SUPPLIED RECORDS
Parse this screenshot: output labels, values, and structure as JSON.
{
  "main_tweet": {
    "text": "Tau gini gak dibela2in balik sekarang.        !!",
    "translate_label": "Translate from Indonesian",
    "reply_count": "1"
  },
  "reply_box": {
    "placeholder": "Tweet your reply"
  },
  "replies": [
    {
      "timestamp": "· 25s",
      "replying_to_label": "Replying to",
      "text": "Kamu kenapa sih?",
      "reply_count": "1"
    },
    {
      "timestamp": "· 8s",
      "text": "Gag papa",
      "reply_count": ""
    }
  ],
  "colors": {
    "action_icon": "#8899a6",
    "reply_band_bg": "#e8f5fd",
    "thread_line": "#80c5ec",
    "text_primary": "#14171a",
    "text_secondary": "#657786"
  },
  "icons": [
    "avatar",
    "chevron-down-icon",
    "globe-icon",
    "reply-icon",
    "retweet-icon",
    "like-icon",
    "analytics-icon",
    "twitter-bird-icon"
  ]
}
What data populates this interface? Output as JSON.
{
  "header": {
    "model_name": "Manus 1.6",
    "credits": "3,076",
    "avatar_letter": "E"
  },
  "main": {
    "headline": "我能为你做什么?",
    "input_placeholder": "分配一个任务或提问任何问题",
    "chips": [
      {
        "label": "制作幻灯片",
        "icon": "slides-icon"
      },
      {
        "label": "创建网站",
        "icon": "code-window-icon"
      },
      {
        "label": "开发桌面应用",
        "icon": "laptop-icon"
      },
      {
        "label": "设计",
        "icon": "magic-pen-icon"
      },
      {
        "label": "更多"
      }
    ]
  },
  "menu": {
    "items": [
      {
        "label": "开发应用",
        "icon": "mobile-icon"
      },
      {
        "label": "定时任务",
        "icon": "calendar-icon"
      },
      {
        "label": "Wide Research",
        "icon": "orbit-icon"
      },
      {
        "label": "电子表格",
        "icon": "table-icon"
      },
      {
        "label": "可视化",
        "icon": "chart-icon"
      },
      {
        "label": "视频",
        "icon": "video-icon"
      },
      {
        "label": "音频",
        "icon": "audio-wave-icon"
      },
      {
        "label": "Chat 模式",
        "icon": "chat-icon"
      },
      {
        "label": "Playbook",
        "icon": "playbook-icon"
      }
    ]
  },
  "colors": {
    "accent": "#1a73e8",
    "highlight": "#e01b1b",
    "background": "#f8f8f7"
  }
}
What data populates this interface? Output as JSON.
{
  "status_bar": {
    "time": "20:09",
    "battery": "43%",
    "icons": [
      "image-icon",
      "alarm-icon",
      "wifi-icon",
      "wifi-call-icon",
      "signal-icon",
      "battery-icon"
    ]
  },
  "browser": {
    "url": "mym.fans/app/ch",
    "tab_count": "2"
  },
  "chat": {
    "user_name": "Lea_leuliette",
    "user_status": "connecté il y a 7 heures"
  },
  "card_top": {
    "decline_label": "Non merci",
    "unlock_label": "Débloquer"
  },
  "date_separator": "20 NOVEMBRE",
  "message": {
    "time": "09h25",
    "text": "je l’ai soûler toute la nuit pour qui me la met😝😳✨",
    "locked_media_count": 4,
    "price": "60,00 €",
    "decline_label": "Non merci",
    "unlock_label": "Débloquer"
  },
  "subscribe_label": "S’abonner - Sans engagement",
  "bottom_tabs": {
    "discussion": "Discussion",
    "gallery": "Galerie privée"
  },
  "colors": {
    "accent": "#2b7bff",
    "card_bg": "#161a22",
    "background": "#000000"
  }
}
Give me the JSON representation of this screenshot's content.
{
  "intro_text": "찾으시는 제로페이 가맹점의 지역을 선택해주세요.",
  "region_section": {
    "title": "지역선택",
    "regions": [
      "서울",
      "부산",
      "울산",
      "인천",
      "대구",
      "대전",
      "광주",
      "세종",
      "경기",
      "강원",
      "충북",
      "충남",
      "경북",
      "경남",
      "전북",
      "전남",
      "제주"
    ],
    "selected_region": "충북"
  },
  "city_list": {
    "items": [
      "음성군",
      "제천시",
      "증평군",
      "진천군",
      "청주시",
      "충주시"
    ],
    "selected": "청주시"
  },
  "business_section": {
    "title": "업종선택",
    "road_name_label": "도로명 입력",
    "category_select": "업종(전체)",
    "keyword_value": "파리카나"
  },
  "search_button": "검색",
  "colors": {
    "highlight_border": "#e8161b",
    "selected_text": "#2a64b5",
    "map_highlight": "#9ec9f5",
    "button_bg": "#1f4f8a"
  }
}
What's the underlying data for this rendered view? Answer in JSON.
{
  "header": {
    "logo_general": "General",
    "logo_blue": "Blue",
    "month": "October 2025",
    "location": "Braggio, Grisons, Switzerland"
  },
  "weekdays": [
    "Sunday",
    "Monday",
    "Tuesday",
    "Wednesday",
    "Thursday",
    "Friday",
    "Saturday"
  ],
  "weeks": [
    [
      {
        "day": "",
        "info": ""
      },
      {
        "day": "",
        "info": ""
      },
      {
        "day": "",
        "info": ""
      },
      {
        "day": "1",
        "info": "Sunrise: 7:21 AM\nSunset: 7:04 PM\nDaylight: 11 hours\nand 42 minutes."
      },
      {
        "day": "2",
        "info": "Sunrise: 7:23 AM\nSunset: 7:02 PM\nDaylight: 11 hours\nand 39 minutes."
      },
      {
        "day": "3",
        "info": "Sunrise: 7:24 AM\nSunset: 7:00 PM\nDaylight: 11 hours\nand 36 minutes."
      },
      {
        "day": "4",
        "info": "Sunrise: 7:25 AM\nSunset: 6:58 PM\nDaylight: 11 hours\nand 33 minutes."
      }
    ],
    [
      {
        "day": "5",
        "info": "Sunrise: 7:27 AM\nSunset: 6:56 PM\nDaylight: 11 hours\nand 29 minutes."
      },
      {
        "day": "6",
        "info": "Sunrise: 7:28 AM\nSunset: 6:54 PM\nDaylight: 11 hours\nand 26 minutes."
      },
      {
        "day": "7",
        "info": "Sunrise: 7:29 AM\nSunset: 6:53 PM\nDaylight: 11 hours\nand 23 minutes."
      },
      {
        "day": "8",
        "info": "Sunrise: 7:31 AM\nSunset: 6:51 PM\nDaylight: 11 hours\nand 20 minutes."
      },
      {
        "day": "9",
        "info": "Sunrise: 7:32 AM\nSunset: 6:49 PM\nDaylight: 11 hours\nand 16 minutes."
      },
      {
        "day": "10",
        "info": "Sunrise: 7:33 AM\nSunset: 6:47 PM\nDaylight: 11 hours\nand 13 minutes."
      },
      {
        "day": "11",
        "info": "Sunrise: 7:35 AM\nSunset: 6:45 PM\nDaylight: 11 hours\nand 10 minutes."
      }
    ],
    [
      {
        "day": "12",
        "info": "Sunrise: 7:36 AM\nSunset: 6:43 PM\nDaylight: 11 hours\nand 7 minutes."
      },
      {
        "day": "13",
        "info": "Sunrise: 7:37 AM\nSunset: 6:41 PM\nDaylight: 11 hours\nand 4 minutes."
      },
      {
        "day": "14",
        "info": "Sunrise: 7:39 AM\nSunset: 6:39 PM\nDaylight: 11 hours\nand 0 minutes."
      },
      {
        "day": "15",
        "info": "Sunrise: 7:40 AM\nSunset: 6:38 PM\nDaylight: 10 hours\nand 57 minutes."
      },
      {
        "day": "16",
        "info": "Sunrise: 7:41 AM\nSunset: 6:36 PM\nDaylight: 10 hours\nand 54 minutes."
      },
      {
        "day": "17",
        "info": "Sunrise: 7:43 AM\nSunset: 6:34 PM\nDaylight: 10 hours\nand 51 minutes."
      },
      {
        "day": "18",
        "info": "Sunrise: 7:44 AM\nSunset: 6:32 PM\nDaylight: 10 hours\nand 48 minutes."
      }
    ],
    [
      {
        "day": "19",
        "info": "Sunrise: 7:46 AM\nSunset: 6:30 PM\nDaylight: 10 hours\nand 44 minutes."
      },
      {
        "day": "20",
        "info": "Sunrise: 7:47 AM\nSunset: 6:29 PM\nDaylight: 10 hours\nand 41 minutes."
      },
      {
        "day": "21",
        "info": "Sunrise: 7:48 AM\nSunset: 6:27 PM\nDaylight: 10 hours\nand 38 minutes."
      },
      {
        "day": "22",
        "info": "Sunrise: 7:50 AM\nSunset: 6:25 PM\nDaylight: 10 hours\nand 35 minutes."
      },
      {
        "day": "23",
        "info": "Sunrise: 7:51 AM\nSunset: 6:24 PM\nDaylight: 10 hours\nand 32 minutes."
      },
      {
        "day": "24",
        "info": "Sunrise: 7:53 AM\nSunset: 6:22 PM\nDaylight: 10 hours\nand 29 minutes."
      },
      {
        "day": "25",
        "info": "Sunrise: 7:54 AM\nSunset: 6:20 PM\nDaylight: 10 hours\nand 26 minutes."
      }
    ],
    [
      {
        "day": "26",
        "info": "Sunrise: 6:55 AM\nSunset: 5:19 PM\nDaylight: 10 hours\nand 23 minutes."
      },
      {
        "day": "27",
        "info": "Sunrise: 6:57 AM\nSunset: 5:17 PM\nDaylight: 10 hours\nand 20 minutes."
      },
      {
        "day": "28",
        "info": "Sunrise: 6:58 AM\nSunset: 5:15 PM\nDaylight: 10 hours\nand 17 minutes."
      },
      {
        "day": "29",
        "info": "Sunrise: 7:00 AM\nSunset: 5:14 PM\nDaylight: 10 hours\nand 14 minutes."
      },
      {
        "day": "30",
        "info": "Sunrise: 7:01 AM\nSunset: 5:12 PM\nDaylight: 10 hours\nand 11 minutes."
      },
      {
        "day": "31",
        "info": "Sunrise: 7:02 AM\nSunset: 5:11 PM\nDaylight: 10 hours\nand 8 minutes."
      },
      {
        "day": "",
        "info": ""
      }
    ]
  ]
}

WHAT YOU NEED TO DO
Only the number is wanted: how many lines in the preceding entries hold the string "JSON"?

IN RESPONSE
5